[Entries taken from a collection]

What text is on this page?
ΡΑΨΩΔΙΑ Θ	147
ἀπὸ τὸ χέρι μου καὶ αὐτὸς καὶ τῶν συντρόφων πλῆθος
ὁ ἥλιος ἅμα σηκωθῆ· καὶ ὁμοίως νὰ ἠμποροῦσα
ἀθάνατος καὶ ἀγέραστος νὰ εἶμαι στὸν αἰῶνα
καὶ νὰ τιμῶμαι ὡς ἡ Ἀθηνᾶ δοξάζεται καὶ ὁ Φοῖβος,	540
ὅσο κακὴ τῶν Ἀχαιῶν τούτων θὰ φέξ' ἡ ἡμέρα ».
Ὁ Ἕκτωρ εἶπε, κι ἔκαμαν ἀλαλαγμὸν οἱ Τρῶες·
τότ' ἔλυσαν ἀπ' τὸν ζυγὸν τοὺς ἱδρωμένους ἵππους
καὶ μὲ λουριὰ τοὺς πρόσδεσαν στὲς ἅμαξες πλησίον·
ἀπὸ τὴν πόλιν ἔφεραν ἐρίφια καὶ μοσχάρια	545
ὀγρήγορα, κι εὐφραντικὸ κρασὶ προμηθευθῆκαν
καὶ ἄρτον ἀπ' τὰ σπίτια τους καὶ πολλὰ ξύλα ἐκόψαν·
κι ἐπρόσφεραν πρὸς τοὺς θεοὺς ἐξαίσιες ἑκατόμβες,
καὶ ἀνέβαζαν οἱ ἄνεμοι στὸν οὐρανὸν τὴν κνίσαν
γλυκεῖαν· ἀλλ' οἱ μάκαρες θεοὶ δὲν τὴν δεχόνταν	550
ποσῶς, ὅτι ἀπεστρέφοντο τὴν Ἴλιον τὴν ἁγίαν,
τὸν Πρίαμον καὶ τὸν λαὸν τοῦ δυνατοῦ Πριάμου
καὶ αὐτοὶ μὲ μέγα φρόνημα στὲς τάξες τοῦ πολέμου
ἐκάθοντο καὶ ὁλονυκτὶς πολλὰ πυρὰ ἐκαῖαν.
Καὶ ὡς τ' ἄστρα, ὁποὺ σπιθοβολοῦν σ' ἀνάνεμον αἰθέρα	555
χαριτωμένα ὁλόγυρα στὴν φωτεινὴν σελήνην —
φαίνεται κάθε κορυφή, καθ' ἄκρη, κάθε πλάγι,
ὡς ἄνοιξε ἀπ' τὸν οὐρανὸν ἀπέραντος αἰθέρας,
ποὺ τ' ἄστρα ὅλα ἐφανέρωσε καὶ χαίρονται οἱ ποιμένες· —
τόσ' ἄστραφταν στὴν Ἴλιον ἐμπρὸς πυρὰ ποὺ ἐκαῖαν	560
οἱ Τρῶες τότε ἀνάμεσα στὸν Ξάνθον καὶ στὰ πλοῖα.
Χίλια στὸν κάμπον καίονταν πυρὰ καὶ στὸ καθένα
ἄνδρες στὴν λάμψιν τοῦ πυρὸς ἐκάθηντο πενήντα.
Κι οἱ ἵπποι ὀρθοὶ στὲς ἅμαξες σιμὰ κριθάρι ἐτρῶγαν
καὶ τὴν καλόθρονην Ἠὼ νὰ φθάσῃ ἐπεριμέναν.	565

THE REQUEST:
Show the lines where the word "Ἴλιον" appears in the entries.

EXERCISE ANSWER:
ποσῶς, ὅτι ἀπεστρέφοντο τὴν Ἴλιον τὴν ἁγίαν,
τόσ' ἄστραφταν στὴν Ἴλιον ἐμπρὸς πυρὰ ποὺ ἐκαῖαν	560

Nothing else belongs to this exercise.